*Objective*.
Show every line below where "Boys" can be found.

*** Dataset content ***

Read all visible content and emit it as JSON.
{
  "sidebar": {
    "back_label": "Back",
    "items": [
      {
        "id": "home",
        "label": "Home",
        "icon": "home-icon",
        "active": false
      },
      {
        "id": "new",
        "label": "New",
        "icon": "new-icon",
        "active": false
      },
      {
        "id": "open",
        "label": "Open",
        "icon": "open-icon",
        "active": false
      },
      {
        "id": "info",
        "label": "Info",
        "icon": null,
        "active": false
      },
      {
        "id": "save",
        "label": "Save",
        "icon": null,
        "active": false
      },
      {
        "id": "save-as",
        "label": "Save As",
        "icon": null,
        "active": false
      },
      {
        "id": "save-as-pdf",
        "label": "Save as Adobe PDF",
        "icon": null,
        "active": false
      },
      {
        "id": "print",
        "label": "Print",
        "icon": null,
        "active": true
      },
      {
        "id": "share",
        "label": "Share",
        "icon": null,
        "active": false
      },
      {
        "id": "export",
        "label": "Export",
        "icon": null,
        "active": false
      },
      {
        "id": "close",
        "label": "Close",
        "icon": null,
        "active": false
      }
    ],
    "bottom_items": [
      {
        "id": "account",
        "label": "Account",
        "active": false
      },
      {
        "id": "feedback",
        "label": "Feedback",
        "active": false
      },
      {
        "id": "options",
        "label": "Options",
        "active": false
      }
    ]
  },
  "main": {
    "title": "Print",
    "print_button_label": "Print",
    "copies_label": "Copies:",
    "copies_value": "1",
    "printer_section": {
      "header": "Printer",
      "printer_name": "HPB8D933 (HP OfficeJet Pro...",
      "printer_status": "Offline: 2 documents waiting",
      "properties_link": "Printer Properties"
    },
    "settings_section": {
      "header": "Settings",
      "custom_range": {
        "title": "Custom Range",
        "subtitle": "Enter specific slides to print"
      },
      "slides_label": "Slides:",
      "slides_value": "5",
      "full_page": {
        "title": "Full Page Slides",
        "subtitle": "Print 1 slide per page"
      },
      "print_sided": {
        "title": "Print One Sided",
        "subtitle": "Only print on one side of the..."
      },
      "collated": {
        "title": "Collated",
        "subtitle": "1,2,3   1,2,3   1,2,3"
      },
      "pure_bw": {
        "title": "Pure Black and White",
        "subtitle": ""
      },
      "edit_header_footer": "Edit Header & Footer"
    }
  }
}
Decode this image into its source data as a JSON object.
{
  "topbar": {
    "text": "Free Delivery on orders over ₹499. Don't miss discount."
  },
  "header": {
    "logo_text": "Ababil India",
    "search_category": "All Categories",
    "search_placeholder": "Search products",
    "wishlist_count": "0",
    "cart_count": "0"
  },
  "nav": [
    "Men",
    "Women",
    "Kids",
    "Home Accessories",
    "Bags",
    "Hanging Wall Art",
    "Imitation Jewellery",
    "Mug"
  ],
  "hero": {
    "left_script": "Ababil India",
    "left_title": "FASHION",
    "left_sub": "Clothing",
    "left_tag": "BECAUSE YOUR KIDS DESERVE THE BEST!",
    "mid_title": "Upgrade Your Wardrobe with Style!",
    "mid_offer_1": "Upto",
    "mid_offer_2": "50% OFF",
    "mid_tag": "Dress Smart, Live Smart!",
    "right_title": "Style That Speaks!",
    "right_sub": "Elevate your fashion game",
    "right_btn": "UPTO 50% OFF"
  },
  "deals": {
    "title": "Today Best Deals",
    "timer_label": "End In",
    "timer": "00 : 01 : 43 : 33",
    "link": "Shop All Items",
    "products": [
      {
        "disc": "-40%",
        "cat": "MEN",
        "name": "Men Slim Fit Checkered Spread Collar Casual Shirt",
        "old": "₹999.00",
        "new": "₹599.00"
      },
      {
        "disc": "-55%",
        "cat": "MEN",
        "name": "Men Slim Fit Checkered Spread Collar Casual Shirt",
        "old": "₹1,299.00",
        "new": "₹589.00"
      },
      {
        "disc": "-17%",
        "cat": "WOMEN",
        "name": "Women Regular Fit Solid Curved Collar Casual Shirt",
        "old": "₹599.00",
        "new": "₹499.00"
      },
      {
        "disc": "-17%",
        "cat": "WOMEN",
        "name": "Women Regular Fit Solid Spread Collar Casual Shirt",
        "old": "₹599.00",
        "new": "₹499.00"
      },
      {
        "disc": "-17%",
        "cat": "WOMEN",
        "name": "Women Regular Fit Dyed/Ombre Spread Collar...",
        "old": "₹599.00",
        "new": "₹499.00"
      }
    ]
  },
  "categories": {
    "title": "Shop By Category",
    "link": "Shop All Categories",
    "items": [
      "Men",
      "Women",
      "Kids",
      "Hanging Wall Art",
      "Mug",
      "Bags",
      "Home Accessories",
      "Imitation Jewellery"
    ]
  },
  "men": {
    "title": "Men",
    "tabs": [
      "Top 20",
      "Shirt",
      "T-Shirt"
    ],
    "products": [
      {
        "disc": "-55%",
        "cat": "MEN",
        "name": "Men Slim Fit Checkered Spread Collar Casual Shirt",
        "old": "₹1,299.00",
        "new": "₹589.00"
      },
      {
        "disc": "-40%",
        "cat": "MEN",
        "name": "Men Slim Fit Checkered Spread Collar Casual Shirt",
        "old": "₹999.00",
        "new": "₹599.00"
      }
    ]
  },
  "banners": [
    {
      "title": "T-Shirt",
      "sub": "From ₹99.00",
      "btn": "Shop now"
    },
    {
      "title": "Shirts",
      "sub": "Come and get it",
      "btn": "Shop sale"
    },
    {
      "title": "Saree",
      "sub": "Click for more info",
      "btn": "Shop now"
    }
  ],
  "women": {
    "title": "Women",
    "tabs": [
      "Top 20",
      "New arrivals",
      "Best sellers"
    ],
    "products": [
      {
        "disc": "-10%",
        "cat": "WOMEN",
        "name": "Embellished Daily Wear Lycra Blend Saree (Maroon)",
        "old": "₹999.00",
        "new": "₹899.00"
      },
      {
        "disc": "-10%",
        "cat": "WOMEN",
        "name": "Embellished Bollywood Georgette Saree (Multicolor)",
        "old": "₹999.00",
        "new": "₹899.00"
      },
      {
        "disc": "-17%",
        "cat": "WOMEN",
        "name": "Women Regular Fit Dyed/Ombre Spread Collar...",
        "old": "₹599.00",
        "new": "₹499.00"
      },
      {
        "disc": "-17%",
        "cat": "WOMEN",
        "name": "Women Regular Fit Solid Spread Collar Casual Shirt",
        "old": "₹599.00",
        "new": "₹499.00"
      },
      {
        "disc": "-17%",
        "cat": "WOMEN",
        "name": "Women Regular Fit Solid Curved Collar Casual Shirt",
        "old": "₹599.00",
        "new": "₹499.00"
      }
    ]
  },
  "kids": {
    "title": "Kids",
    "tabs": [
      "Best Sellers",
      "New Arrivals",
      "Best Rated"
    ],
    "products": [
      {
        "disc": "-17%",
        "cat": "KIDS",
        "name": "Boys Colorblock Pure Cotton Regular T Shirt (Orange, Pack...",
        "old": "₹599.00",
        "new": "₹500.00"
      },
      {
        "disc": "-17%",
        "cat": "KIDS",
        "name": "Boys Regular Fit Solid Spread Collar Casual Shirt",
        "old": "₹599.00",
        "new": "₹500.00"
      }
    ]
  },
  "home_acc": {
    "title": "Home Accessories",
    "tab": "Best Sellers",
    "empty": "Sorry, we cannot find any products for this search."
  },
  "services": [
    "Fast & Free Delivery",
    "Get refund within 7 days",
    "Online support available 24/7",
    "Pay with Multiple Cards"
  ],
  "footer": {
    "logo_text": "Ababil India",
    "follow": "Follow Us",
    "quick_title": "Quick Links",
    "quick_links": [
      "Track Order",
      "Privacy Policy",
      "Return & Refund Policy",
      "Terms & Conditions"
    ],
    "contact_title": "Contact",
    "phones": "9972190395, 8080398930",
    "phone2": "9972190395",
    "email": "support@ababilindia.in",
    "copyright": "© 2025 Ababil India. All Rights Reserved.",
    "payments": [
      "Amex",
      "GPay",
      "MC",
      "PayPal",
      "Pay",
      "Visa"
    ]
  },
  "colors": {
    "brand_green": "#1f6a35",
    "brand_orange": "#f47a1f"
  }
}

***

*Reply to the exercise*.
        "name": "Boys Colorblock Pure Cotton Regular T Shirt (Orange, Pack...",
        "name": "Boys Regular Fit Solid Spread Collar Casual Shirt",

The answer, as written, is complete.